**TO DO**
Take the data below and repeat it exactly.

(Stored data entries)
-=-=-
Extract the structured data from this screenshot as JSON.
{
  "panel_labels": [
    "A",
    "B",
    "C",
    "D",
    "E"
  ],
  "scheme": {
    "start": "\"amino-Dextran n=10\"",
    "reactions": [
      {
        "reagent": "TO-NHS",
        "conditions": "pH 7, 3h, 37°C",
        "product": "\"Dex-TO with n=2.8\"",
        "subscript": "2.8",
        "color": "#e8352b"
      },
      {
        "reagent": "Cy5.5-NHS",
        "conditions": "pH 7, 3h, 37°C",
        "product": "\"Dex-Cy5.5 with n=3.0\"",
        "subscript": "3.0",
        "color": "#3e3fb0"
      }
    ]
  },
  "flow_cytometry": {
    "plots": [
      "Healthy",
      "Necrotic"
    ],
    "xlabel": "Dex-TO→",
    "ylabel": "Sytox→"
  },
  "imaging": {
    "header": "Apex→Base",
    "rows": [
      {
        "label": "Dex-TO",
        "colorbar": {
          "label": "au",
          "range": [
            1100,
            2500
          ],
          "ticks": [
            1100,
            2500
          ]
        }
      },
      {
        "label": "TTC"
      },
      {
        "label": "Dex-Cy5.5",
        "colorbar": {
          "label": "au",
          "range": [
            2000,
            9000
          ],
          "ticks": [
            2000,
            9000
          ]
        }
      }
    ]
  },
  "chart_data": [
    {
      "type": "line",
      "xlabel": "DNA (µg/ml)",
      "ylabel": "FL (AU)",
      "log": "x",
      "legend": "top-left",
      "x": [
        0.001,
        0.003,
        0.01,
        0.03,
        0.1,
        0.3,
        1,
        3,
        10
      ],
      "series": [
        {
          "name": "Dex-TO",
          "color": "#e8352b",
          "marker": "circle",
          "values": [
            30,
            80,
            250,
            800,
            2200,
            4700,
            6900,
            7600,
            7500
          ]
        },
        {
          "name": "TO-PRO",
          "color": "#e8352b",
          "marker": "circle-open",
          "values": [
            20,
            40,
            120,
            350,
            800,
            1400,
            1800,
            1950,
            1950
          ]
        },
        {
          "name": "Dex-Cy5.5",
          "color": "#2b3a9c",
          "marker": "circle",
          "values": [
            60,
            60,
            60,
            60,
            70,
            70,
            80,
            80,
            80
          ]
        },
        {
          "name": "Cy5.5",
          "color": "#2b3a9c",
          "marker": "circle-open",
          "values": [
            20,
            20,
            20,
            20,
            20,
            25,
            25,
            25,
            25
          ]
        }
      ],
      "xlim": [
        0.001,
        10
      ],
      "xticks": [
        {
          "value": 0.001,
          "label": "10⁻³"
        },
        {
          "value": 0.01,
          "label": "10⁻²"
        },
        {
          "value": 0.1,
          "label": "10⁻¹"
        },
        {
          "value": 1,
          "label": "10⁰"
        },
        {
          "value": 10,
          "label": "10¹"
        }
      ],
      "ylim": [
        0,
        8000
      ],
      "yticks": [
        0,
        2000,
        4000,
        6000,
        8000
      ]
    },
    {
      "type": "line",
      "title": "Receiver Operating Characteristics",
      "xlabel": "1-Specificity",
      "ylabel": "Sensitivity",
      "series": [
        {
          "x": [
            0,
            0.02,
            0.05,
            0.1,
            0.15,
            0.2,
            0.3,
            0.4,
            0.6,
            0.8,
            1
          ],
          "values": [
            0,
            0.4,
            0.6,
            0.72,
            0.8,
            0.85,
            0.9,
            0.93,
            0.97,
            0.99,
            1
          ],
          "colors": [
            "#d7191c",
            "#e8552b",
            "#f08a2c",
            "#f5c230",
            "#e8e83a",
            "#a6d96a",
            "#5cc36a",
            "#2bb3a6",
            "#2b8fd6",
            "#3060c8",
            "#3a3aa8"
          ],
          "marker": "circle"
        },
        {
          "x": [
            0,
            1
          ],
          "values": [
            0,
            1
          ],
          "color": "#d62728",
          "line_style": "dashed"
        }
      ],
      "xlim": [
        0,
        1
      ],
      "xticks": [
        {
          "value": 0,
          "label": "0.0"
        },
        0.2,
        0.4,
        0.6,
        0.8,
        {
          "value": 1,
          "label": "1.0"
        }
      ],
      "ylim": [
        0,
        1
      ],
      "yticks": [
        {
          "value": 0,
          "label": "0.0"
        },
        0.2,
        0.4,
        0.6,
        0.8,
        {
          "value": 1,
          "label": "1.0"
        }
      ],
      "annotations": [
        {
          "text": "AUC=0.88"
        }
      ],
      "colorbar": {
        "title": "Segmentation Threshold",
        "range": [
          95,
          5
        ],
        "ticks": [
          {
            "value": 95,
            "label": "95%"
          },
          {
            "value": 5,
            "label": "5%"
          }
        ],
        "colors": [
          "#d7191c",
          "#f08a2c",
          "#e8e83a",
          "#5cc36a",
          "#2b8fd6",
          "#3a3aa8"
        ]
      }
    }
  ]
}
-=-=-
**SOLUTION FOR THIS PROBLEM**
Extract the structured data from this screenshot as JSON.
{
  "panel_labels": [
    "A",
    "B",
    "C",
    "D",
    "E"
  ],
  "scheme": {
    "start": "\"amino-Dextran n=10\"",
    "reactions": [
      {
        "reagent": "TO-NHS",
        "conditions": "pH 7, 3h, 37°C",
        "product": "\"Dex-TO with n=2.8\"",
        "subscript": "2.8",
        "color": "#e8352b"
      },
      {
        "reagent": "Cy5.5-NHS",
        "conditions": "pH 7, 3h, 37°C",
        "product": "\"Dex-Cy5.5 with n=3.0\"",
        "subscript": "3.0",
        "color": "#3e3fb0"
      }
    ]
  },
  "flow_cytometry": {
    "plots": [
      "Healthy",
      "Necrotic"
    ],
    "xlabel": "Dex-TO→",
    "ylabel": "Sytox→"
  },
  "imaging": {
    "header": "Apex→Base",
    "rows": [
      {
        "label": "Dex-TO",
        "colorbar": {
          "label": "au",
          "range": [
            1100,
            2500
          ],
          "ticks": [
            1100,
            2500
          ]
        }
      },
      {
        "label": "TTC"
      },
      {
        "label": "Dex-Cy5.5",
        "colorbar": {
          "label": "au",
          "range": [
            2000,
            9000
          ],
          "ticks": [
            2000,
            9000
          ]
        }
      }
    ]
  },
  "chart_data": [
    {
      "type": "line",
      "xlabel": "DNA (µg/ml)",
      "ylabel": "FL (AU)",
      "log": "x",
      "legend": "top-left",
      "x": [
        0.001,
        0.003,
        0.01,
        0.03,
        0.1,
        0.3,
        1,
        3,
        10
      ],
      "series": [
        {
          "name": "Dex-TO",
          "color": "#e8352b",
          "marker": "circle",
          "values": [
            30,
            80,
            250,
            800,
            2200,
            4700,
            6900,
            7600,
            7500
          ]
        },
        {
          "name": "TO-PRO",
          "color": "#e8352b",
          "marker": "circle-open",
          "values": [
            20,
            40,
            120,
            350,
            800,
            1400,
            1800,
            1950,
            1950
          ]
        },
        {
          "name": "Dex-Cy5.5",
          "color": "#2b3a9c",
          "marker": "circle",
          "values": [
            60,
            60,
            60,
            60,
            70,
            70,
            80,
            80,
            80
          ]
        },
        {
          "name": "Cy5.5",
          "color": "#2b3a9c",
          "marker": "circle-open",
          "values": [
            20,
            20,
            20,
            20,
            20,
            25,
            25,
            25,
            25
          ]
        }
      ],
      "xlim": [
        0.001,
        10
      ],
      "xticks": [
        {
          "value": 0.001,
          "label": "10⁻³"
        },
        {
          "value": 0.01,
          "label": "10⁻²"
        },
        {
          "value": 0.1,
          "label": "10⁻¹"
        },
        {
          "value": 1,
          "label": "10⁰"
        },
        {
          "value": 10,
          "label": "10¹"
        }
      ],
      "ylim": [
        0,
        8000
      ],
      "yticks": [
        0,
        2000,
        4000,
        6000,
        8000
      ]
    },
    {
      "type": "line",
      "title": "Receiver Operating Characteristics",
      "xlabel": "1-Specificity",
      "ylabel": "Sensitivity",
      "series": [
        {
          "x": [
            0,
            0.02,
            0.05,
            0.1,
            0.15,
            0.2,
            0.3,
            0.4,
            0.6,
            0.8,
            1
          ],
          "values": [
            0,
            0.4,
            0.6,
            0.72,
            0.8,
            0.85,
            0.9,
            0.93,
            0.97,
            0.99,
            1
          ],
          "colors": [
            "#d7191c",
            "#e8552b",
            "#f08a2c",
            "#f5c230",
            "#e8e83a",
            "#a6d96a",
            "#5cc36a",
            "#2bb3a6",
            "#2b8fd6",
            "#3060c8",
            "#3a3aa8"
          ],
          "marker": "circle"
        },
        {
          "x": [
            0,
            1
          ],
          "values": [
            0,
            1
          ],
          "color": "#d62728",
          "line_style": "dashed"
        }
      ],
      "xlim": [
        0,
        1
      ],
      "xticks": [
        {
          "value": 0,
          "label": "0.0"
        },
        0.2,
        0.4,
        0.6,
        0.8,
        {
          "value": 1,
          "label": "1.0"
        }
      ],
      "ylim": [
        0,
        1
      ],
      "yticks": [
        {
          "value": 0,
          "label": "0.0"
        },
        0.2,
        0.4,
        0.6,
        0.8,
        {
          "value": 1,
          "label": "1.0"
        }
      ],
      "annotations": [
        {
          "text": "AUC=0.88"
        }
      ],
      "colorbar": {
        "title": "Segmentation Threshold",
        "range": [
          95,
          5
        ],
        "ticks": [
          {
            "value": 95,
            "label": "95%"
          },
          {
            "value": 5,
            "label": "5%"
          }
        ],
        "colors": [
          "#d7191c",
          "#f08a2c",
          "#e8e83a",
          "#5cc36a",
          "#2b8fd6",
          "#3a3aa8"
        ]
      }
    }
  ]
}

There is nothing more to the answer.